INSTRUKSI 1
Salin ulang baris-baris catatan di bawah tanpa perubahan, mulai dari baris yang memuat "List 12 of the" hingga akhir catatan. Jangan sertakan gambar dalam jawaban.

KUTIPAN TEKS
──────────────────────────────
Jumat, 18 April 2008

Pengaturan KPI untuk Siaran Pilkada


Mengapa KPI perlu terlibat

KPI adalah lembaga negara independen yang mengatur hal-hal mengenai penyiaran. Oleh sebab itu, Siaran Kampanye Pilkada di lembaga Penyiaran merupakan suatu kewenangan KPI. Oleh sebab itu, KPI menerbitkan Pedoman Siaran Kampanye Pilkada di Lembaga Penyiaran. Adapun dalam pelaksanaannya, pedoman tersebut dapat dibuat Peraturan oleh KPI Daerah. Hal ini diharapkan bahwa aspirasi dari setiap daerah yang berbeda-beda dapat tertampung aspirasinya.

Di sini sangat jelas bahwa kewenangan KPU dan KPI dalam hal Pilkada. Untuk menyamakan gerak dan langkah pengawasan terhadap keberlangsungan Pilkada, KPI di beberapa provinsi membuat MoU agar kewenangan dan tugas masing-masing dapat dijalankan secara baik.

Prinsip Dasar Pedoman

Urgensi mendasar mengapa perlu pedoman siaran kampanye di lembaga penyiaran? Pertama, menyadari bahwa lembaga penyiaran menggunakan frekuensi, yang merupakan ranah publik dan terbatas. Sesuai amanat undang-undang, bahwa pengelolaan frekuensi digunakan sebesar-besarnya bagi kepentingan rakyat.
──────────────────────────────
INSTRUKSI 2
Tulis ulang bagian teks tentang siaran Pilkada di atas, mulai dari kata-kata "Pengaturan KPI untuk" dan berhenti setelah "dapat tertampung aspirasinya.", dengan mengganti "lembaga negara independen" menjadi "badan negara mandiri".

Entri data hasil ekstraksi:
──────────────────────────────
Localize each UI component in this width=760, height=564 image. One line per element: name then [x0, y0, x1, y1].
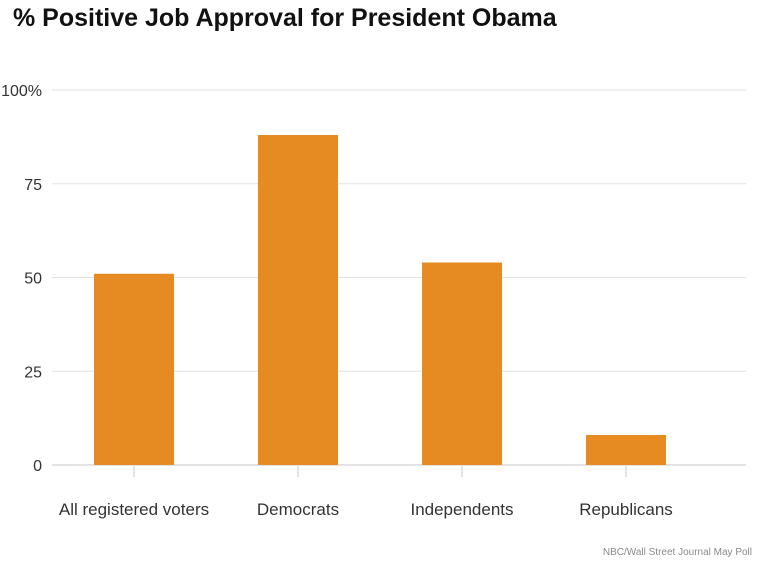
x-tick-label: Independents	[410, 500, 513, 519]
bar	[586, 435, 666, 465]
bar	[422, 262, 502, 465]
y-tick-label: 75	[24, 177, 42, 194]
x-tick-label: Republicans	[579, 500, 673, 519]
y-tick-label: 50	[24, 271, 42, 288]
x-tick-label: All registered voters	[59, 500, 209, 519]
y-tick-label: 25	[24, 364, 42, 381]
bar	[258, 135, 338, 465]
y-tick-label: 0	[33, 458, 42, 475]
y-tick-label: 100%	[1, 83, 42, 100]
x-tick-label: Democrats	[257, 500, 339, 519]
chart-title: % Positive Job Approval for President Ob…	[13, 4, 557, 32]
source-note: NBC/Wall Street Journal May Poll	[602, 547, 752, 558]
bar	[94, 273, 174, 465]
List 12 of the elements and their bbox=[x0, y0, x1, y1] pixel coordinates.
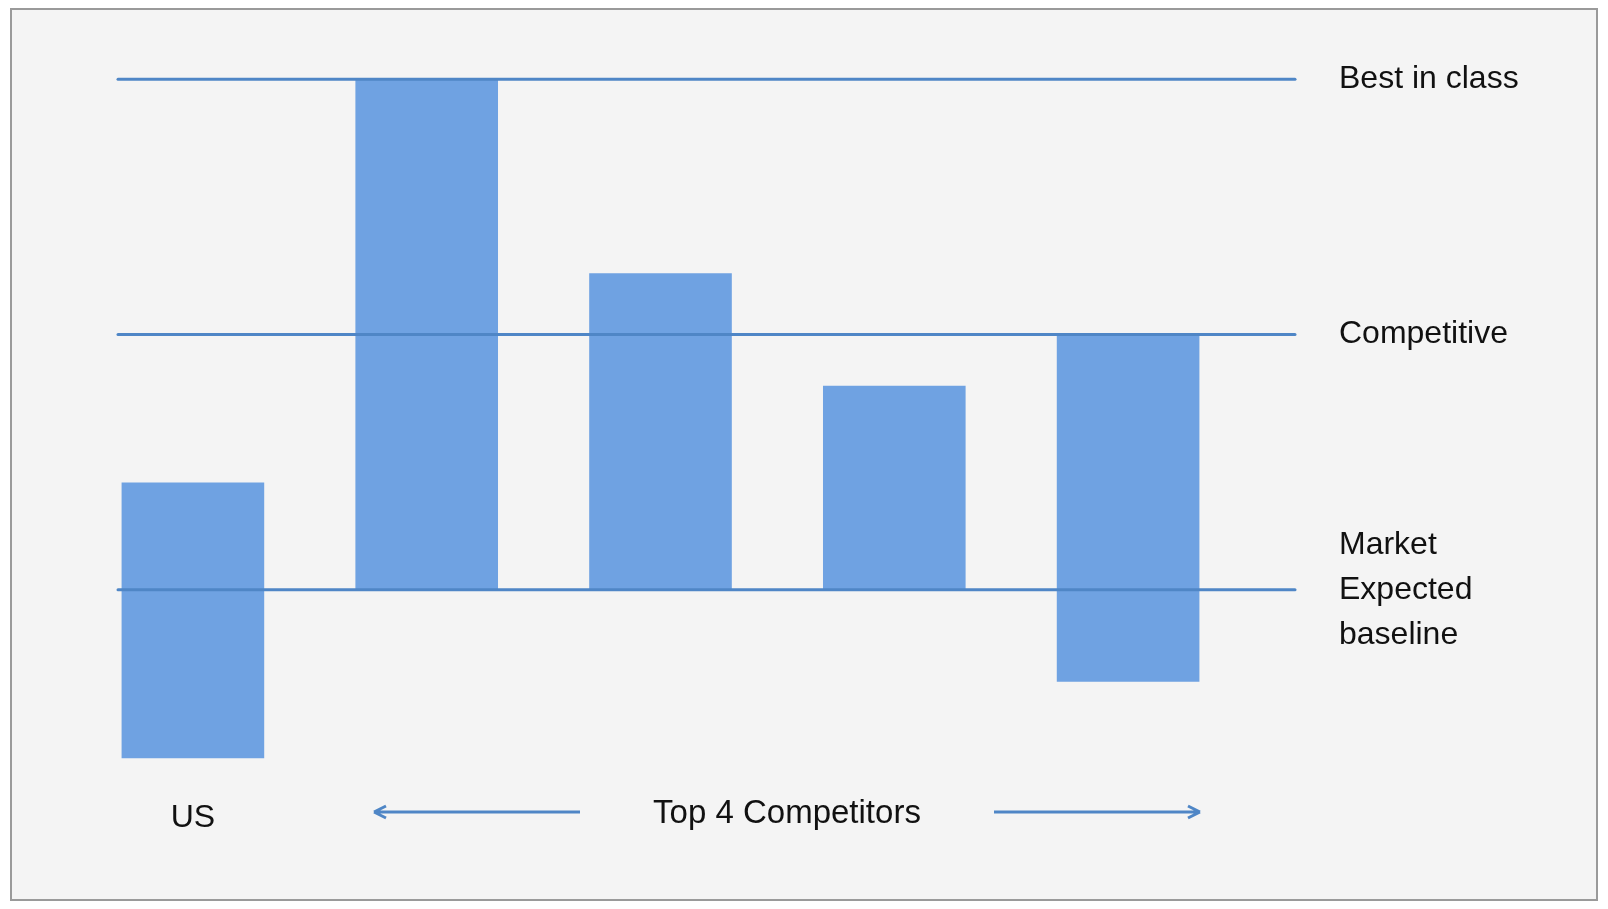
bar bbox=[822, 385, 966, 590]
bar bbox=[589, 273, 732, 590]
ref-line-label: Best in class bbox=[1339, 59, 1519, 96]
bar bbox=[1056, 334, 1200, 590]
ref-line-label: Market Expected baseline bbox=[1339, 524, 1473, 651]
bar bbox=[121, 589, 265, 759]
x-tick-label: US bbox=[170, 797, 216, 834]
bar bbox=[121, 482, 265, 590]
ref-line-label: Competitive bbox=[1339, 314, 1508, 351]
bar bbox=[355, 79, 499, 590]
bar bbox=[1056, 589, 1200, 682]
text: Top 4 Competitors bbox=[653, 793, 921, 831]
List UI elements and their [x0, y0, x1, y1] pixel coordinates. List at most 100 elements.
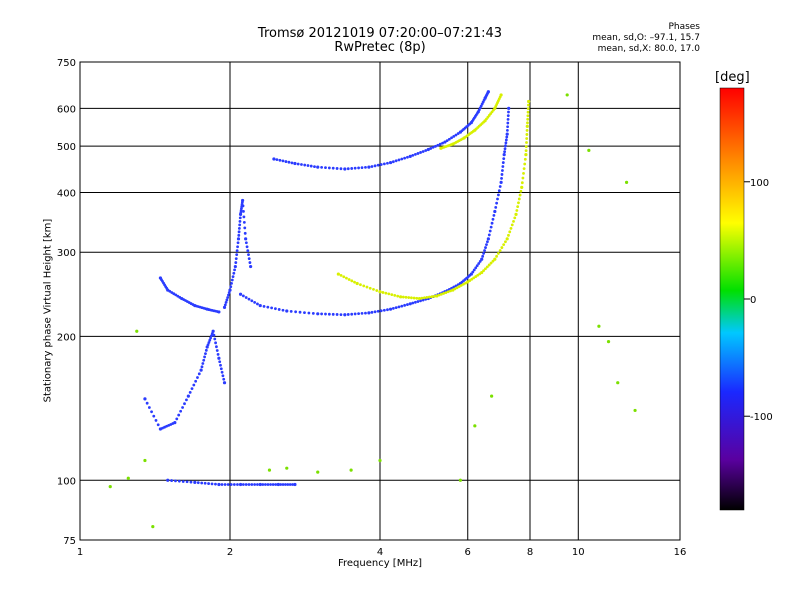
──────────────────────────────
JAWABAN 1
List 12 of the elements and their bbox=[x0, y0, x1, y1] pixel coordinates.
bar bbox=[822, 385, 966, 590]
bar bbox=[589, 273, 732, 590]
ref-line-label: Best in class bbox=[1339, 59, 1519, 96]
bar bbox=[1056, 334, 1200, 590]
ref-line-label: Market Expected baseline bbox=[1339, 524, 1473, 651]
bar bbox=[121, 589, 265, 759]
x-tick-label: US bbox=[170, 797, 216, 834]
bar bbox=[121, 482, 265, 590]
ref-line-label: Competitive bbox=[1339, 314, 1508, 351]
bar bbox=[355, 79, 499, 590]
bar bbox=[1056, 589, 1200, 682]
text: Top 4 Competitors bbox=[653, 793, 921, 831]
List UI elements and their [x0, y0, x1, y1] pixel coordinates. List at most 100 elements.

JAWABAN 2
Pengaturan KPI untuk Siaran Pilkada


Mengapa KPI perlu terlibat

KPI adalah badan negara mandiri yang mengatur hal-hal mengenai penyiaran. Oleh sebab itu, Siaran Kampanye Pilkada di lembaga Penyiaran merupakan suatu kewenangan KPI. Oleh sebab itu, KPI menerbitkan Pedoman Siaran Kampanye Pilkada di Lembaga Penyiaran. Adapun dalam pelaksanaannya, pedoman tersebut dapat dibuat Peraturan oleh KPI Daerah. Hal ini diharapkan bahwa aspirasi dari setiap daerah yang berbeda-beda dapat tertampung aspirasinya.